• [Set exercise]:
Copy the records below, swapping every "screenshot" for "chart" and keeping everything else the same.

^^^^^^^^^^^^^^^^

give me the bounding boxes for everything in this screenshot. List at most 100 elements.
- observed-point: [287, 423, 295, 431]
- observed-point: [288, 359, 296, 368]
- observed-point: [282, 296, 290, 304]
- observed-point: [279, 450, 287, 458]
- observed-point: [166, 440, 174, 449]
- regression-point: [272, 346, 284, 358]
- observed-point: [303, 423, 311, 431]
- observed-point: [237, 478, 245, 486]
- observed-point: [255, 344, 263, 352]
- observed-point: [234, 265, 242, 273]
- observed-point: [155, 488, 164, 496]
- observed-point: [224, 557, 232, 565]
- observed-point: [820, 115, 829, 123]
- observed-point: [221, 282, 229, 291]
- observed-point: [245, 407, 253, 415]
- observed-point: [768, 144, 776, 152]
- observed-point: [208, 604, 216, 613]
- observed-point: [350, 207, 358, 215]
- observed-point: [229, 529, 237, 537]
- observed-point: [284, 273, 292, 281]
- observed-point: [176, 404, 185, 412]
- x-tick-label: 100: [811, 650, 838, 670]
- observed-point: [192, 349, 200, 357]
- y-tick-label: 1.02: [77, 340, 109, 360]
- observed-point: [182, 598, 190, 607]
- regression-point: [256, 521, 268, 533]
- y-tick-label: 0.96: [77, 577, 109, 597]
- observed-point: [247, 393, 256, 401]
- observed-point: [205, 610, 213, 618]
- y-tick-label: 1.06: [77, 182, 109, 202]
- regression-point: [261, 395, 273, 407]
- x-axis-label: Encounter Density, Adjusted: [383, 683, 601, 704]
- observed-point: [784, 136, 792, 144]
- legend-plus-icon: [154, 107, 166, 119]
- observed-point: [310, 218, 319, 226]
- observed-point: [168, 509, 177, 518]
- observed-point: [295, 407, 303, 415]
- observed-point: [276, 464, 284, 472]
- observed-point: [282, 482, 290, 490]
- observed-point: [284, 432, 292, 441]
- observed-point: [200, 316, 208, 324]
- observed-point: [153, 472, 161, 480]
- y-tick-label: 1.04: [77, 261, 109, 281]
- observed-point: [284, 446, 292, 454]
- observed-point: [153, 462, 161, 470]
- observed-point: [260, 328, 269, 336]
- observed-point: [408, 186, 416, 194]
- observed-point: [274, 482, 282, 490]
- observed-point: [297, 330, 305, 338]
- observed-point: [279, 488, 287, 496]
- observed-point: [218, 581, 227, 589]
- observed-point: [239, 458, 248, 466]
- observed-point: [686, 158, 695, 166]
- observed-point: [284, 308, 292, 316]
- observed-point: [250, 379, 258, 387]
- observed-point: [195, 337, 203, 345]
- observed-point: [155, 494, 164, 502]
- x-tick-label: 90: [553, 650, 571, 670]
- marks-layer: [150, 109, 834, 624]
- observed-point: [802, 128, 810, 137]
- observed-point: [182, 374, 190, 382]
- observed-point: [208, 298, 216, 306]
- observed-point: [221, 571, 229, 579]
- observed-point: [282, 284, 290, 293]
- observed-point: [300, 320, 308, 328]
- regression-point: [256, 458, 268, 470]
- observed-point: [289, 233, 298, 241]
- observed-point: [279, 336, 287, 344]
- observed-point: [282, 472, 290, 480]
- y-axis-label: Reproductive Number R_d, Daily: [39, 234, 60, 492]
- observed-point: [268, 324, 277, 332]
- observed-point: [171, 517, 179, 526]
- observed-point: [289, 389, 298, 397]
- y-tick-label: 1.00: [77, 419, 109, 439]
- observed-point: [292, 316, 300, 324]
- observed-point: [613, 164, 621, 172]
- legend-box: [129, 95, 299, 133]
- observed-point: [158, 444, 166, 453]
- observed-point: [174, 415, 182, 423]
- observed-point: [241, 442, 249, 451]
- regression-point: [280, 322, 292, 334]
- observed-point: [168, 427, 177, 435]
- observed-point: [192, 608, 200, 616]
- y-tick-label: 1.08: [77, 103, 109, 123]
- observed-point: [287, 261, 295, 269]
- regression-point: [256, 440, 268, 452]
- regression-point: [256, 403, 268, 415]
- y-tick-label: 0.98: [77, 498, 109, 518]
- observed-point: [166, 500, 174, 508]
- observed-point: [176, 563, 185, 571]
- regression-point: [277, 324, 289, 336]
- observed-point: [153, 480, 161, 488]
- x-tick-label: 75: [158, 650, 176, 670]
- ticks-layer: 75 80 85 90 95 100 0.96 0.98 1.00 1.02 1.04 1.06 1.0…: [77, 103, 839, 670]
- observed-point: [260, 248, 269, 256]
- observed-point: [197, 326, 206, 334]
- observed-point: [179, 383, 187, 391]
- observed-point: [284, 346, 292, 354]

^^^^^^^^^^^^^^^^

• [Answer]:
give me the bounding boxes for everything in this chart. List at most 100 elements.
- observed-point: [287, 423, 295, 431]
- observed-point: [288, 359, 296, 368]
- observed-point: [282, 296, 290, 304]
- observed-point: [279, 450, 287, 458]
- observed-point: [166, 440, 174, 449]
- regression-point: [272, 346, 284, 358]
- observed-point: [303, 423, 311, 431]
- observed-point: [237, 478, 245, 486]
- observed-point: [255, 344, 263, 352]
- observed-point: [234, 265, 242, 273]
- observed-point: [155, 488, 164, 496]
- observed-point: [224, 557, 232, 565]
- observed-point: [820, 115, 829, 123]
- observed-point: [221, 282, 229, 291]
- observed-point: [245, 407, 253, 415]
- observed-point: [768, 144, 776, 152]
- observed-point: [208, 604, 216, 613]
- observed-point: [350, 207, 358, 215]
- observed-point: [229, 529, 237, 537]
- observed-point: [284, 273, 292, 281]
- observed-point: [176, 404, 185, 412]
- x-tick-label: 100: [811, 650, 838, 670]
- observed-point: [192, 349, 200, 357]
- y-tick-label: 1.02: [77, 340, 109, 360]
- observed-point: [182, 598, 190, 607]
- regression-point: [256, 521, 268, 533]
- y-tick-label: 0.96: [77, 577, 109, 597]
- observed-point: [247, 393, 256, 401]
- observed-point: [205, 610, 213, 618]
- y-tick-label: 1.06: [77, 182, 109, 202]
- regression-point: [261, 395, 273, 407]
- x-axis-label: Encounter Density, Adjusted: [383, 683, 601, 704]
- observed-point: [784, 136, 792, 144]
- legend-plus-icon: [154, 107, 166, 119]
- observed-point: [310, 218, 319, 226]
- observed-point: [168, 509, 177, 518]
- observed-point: [295, 407, 303, 415]
- observed-point: [276, 464, 284, 472]
- observed-point: [282, 482, 290, 490]
- observed-point: [284, 432, 292, 441]
- observed-point: [200, 316, 208, 324]
- observed-point: [153, 472, 161, 480]
- y-tick-label: 1.04: [77, 261, 109, 281]
- observed-point: [284, 446, 292, 454]
- observed-point: [153, 462, 161, 470]
- observed-point: [260, 328, 269, 336]
- observed-point: [408, 186, 416, 194]
- observed-point: [274, 482, 282, 490]
- observed-point: [297, 330, 305, 338]
- observed-point: [279, 488, 287, 496]
- observed-point: [218, 581, 227, 589]
- observed-point: [239, 458, 248, 466]
- observed-point: [686, 158, 695, 166]
- observed-point: [284, 308, 292, 316]
- observed-point: [250, 379, 258, 387]
- observed-point: [195, 337, 203, 345]
- observed-point: [155, 494, 164, 502]
- x-tick-label: 90: [553, 650, 571, 670]
- marks-layer: [150, 109, 834, 624]
- observed-point: [802, 128, 810, 137]
- observed-point: [182, 374, 190, 382]
- observed-point: [208, 298, 216, 306]
- observed-point: [221, 571, 229, 579]
- observed-point: [282, 284, 290, 293]
- observed-point: [300, 320, 308, 328]
- regression-point: [256, 458, 268, 470]
- observed-point: [289, 233, 298, 241]
- observed-point: [279, 336, 287, 344]
- observed-point: [282, 472, 290, 480]
- y-axis-label: Reproductive Number R_d, Daily: [39, 234, 60, 492]
- observed-point: [268, 324, 277, 332]
- observed-point: [171, 517, 179, 526]
- observed-point: [289, 389, 298, 397]
- y-tick-label: 1.00: [77, 419, 109, 439]
- observed-point: [292, 316, 300, 324]
- observed-point: [613, 164, 621, 172]
- legend-box: [129, 95, 299, 133]
- observed-point: [158, 444, 166, 453]
- observed-point: [174, 415, 182, 423]
- observed-point: [241, 442, 249, 451]
- regression-point: [280, 322, 292, 334]
- observed-point: [168, 427, 177, 435]
- observed-point: [192, 608, 200, 616]
- y-tick-label: 1.08: [77, 103, 109, 123]
- observed-point: [287, 261, 295, 269]
- regression-point: [256, 440, 268, 452]
- regression-point: [256, 403, 268, 415]
- y-tick-label: 0.98: [77, 498, 109, 518]
- observed-point: [166, 500, 174, 508]
- observed-point: [176, 563, 185, 571]
- regression-point: [277, 324, 289, 336]
- observed-point: [153, 480, 161, 488]
- x-tick-label: 75: [158, 650, 176, 670]
- ticks-layer: 75 80 85 90 95 100 0.96 0.98 1.00 1.02 1.04 1.06 1.0…: [77, 103, 839, 670]
- observed-point: [260, 248, 269, 256]
- observed-point: [197, 326, 206, 334]
- observed-point: [179, 383, 187, 391]
- observed-point: [284, 346, 292, 354]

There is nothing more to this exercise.